- _What you should do_
Transcribe the data in full and exactly, omitting any pictures.

------------------------------------------------------------

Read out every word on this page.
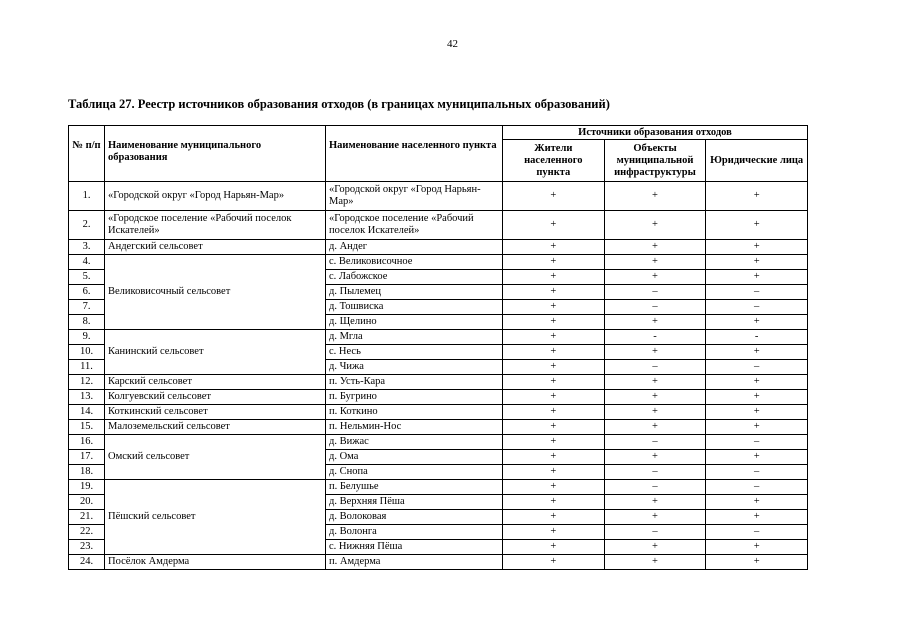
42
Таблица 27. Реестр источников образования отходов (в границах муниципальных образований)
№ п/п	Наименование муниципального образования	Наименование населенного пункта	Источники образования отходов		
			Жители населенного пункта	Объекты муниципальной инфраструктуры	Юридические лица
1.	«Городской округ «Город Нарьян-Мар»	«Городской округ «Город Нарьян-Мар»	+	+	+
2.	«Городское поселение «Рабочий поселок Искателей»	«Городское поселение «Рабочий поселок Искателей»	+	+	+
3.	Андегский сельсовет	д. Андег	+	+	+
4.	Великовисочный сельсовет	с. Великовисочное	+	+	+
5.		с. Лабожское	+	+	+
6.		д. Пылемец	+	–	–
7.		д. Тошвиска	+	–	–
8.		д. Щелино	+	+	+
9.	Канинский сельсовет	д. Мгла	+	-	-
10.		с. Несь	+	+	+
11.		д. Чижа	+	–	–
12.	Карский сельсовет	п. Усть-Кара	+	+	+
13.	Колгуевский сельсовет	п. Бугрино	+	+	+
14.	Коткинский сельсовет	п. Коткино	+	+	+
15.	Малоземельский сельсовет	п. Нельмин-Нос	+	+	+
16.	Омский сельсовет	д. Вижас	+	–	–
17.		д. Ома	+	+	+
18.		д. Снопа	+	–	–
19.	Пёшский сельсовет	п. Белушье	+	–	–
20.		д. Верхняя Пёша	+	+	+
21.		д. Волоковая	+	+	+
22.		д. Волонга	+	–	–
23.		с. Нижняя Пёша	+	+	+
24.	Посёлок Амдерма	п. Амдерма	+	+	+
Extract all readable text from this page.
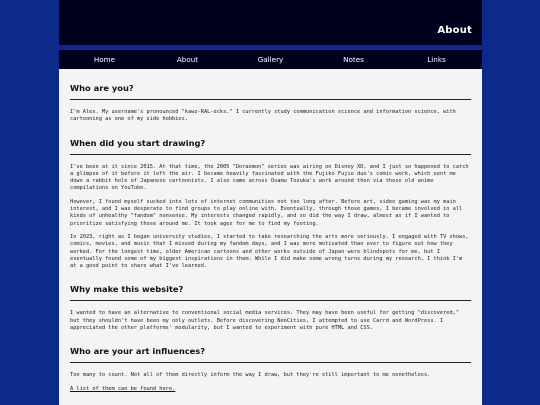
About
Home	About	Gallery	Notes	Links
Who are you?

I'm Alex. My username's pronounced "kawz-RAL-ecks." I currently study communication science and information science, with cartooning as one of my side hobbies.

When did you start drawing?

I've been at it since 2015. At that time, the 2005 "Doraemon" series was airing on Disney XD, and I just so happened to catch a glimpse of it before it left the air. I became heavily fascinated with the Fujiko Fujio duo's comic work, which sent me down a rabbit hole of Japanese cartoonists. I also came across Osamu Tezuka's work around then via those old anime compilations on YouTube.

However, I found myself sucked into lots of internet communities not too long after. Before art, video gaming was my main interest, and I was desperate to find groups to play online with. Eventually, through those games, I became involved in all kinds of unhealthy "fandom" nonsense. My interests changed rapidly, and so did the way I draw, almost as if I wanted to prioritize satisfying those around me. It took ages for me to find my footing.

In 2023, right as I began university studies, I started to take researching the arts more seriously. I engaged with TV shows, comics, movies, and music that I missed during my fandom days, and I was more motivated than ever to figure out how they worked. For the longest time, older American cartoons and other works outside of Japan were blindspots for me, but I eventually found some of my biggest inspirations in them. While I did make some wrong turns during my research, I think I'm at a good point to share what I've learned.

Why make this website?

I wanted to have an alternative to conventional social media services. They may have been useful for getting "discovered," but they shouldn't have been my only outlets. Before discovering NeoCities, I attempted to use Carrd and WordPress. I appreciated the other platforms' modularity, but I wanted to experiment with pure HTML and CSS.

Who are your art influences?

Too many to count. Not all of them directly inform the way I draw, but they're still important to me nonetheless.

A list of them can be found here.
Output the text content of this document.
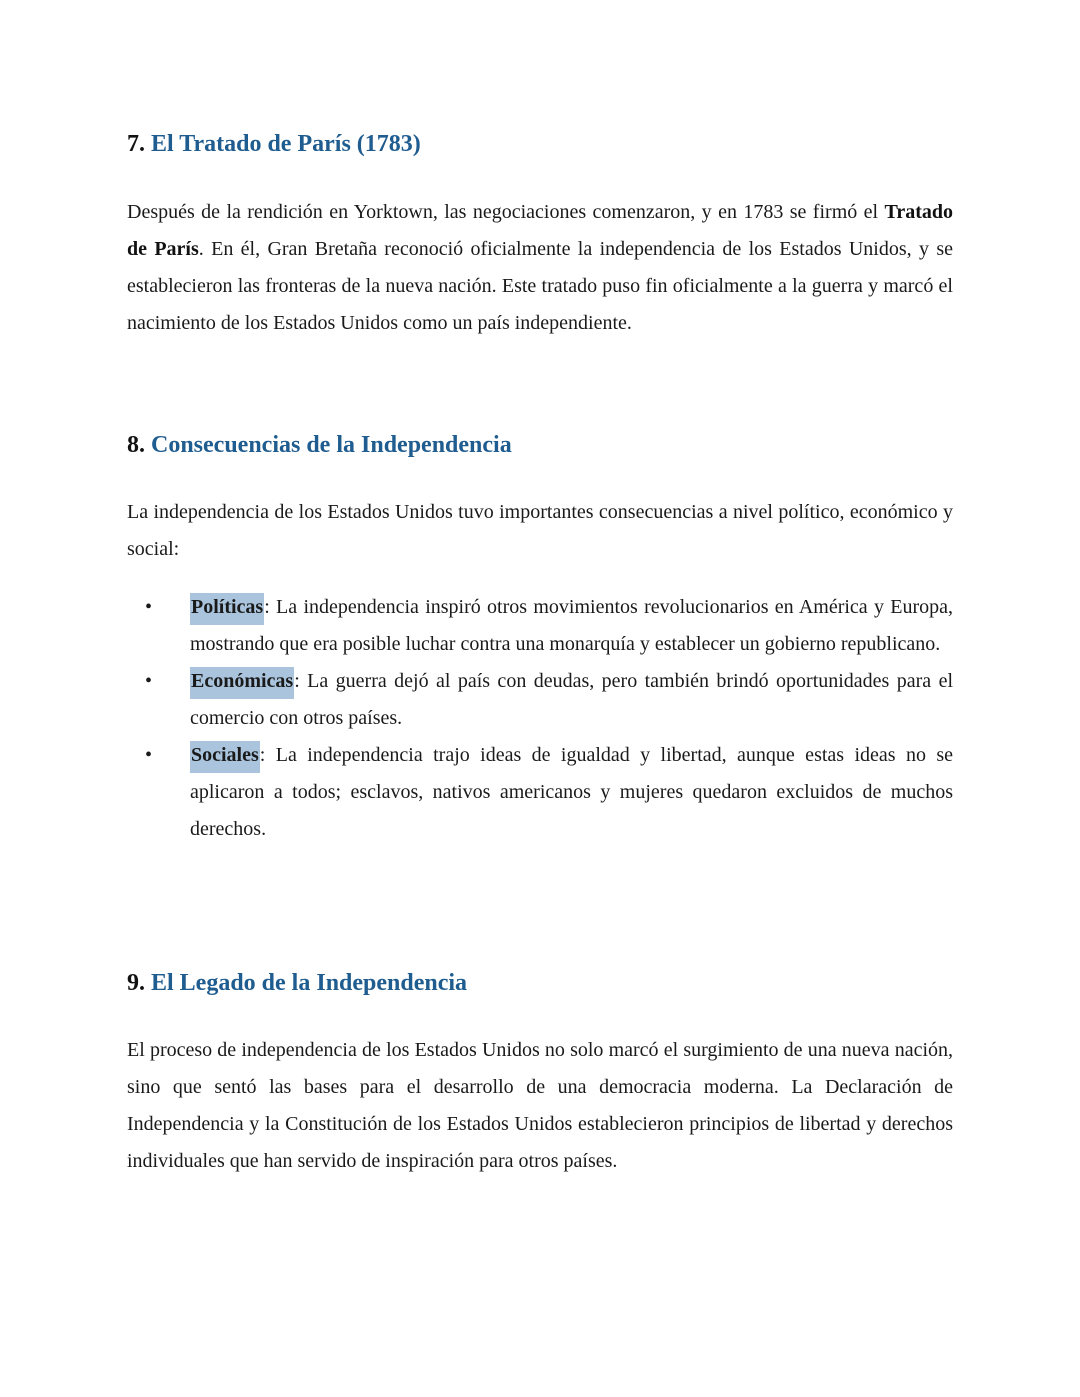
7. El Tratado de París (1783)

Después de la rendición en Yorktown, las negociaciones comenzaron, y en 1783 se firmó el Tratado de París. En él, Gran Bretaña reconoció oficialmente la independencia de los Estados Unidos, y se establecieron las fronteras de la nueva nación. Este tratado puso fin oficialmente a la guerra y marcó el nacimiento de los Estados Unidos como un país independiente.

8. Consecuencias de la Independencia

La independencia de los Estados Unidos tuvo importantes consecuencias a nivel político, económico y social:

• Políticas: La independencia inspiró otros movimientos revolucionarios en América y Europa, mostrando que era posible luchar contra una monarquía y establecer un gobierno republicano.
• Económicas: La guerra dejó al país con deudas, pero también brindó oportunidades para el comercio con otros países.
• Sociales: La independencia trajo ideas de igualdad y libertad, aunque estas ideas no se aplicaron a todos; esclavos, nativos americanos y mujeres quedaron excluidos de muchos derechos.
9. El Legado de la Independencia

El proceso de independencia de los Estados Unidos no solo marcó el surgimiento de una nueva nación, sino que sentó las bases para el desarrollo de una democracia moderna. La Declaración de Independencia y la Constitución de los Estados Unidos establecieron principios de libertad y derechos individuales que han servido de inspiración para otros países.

------------------------------------------------------------

- _Full response_
Read out every word on this page.
42
Таблица 27. Реестр источников образования отходов (в границах муниципальных образований)
№ п/п	Наименование муниципального образования	Наименование населенного пункта	Источники образования отходов		
			Жители населенного пункта	Объекты муниципальной инфраструктуры	Юридические лица
1.	«Городской округ «Город Нарьян-Мар»	«Городской округ «Город Нарьян-Мар»	+	+	+
2.	«Городское поселение «Рабочий поселок Искателей»	«Городское поселение «Рабочий поселок Искателей»	+	+	+
3.	Андегский сельсовет	д. Андег	+	+	+
4.	Великовисочный сельсовет	с. Великовисочное	+	+	+
5.		с. Лабожское	+	+	+
6.		д. Пылемец	+	–	–
7.		д. Тошвиска	+	–	–
8.		д. Щелино	+	+	+
9.	Канинский сельсовет	д. Мгла	+	-	-
10.		с. Несь	+	+	+
11.		д. Чижа	+	–	–
12.	Карский сельсовет	п. Усть-Кара	+	+	+
13.	Колгуевский сельсовет	п. Бугрино	+	+	+
14.	Коткинский сельсовет	п. Коткино	+	+	+
15.	Малоземельский сельсовет	п. Нельмин-Нос	+	+	+
16.	Омский сельсовет	д. Вижас	+	–	–
17.		д. Ома	+	+	+
18.		д. Снопа	+	–	–
19.	Пёшский сельсовет	п. Белушье	+	–	–
20.		д. Верхняя Пёша	+	+	+
21.		д. Волоковая	+	+	+
22.		д. Волонга	+	–	–
23.		с. Нижняя Пёша	+	+	+
24.	Посёлок Амдерма	п. Амдерма	+	+	+
Extract all readable text from this page.
About
Home	About	Gallery	Notes	Links
Who are you?

I'm Alex. My username's pronounced "kawz-RAL-ecks." I currently study communication science and information science, with cartooning as one of my side hobbies.

When did you start drawing?

I've been at it since 2015. At that time, the 2005 "Doraemon" series was airing on Disney XD, and I just so happened to catch a glimpse of it before it left the air. I became heavily fascinated with the Fujiko Fujio duo's comic work, which sent me down a rabbit hole of Japanese cartoonists. I also came across Osamu Tezuka's work around then via those old anime compilations on YouTube.

However, I found myself sucked into lots of internet communities not too long after. Before art, video gaming was my main interest, and I was desperate to find groups to play online with. Eventually, through those games, I became involved in all kinds of unhealthy "fandom" nonsense. My interests changed rapidly, and so did the way I draw, almost as if I wanted to prioritize satisfying those around me. It took ages for me to find my footing.

In 2023, right as I began university studies, I started to take researching the arts more seriously. I engaged with TV shows, comics, movies, and music that I missed during my fandom days, and I was more motivated than ever to figure out how they worked. For the longest time, older American cartoons and other works outside of Japan were blindspots for me, but I eventually found some of my biggest inspirations in them. While I did make some wrong turns during my research, I think I'm at a good point to share what I've learned.

Why make this website?

I wanted to have an alternative to conventional social media services. They may have been useful for getting "discovered," but they shouldn't have been my only outlets. Before discovering NeoCities, I attempted to use Carrd and WordPress. I appreciated the other platforms' modularity, but I wanted to experiment with pure HTML and CSS.

Who are your art influences?

Too many to count. Not all of them directly inform the way I draw, but they're still important to me nonetheless.

A list of them can be found here.
Output the text content of this document.
7. El Tratado de París (1783)

Después de la rendición en Yorktown, las negociaciones comenzaron, y en 1783 se firmó el Tratado de París. En él, Gran Bretaña reconoció oficialmente la independencia de los Estados Unidos, y se establecieron las fronteras de la nueva nación. Este tratado puso fin oficialmente a la guerra y marcó el nacimiento de los Estados Unidos como un país independiente.

8. Consecuencias de la Independencia

La independencia de los Estados Unidos tuvo importantes consecuencias a nivel político, económico y social:

• Políticas: La independencia inspiró otros movimientos revolucionarios en América y Europa, mostrando que era posible luchar contra una monarquía y establecer un gobierno republicano.
• Económicas: La guerra dejó al país con deudas, pero también brindó oportunidades para el comercio con otros países.
• Sociales: La independencia trajo ideas de igualdad y libertad, aunque estas ideas no se aplicaron a todos; esclavos, nativos americanos y mujeres quedaron excluidos de muchos derechos.
9. El Legado de la Independencia

El proceso de independencia de los Estados Unidos no solo marcó el surgimiento de una nueva nación, sino que sentó las bases para el desarrollo de una democracia moderna. La Declaración de Independencia y la Constitución de los Estados Unidos establecieron principios de libertad y derechos individuales que han servido de inspiración para otros países.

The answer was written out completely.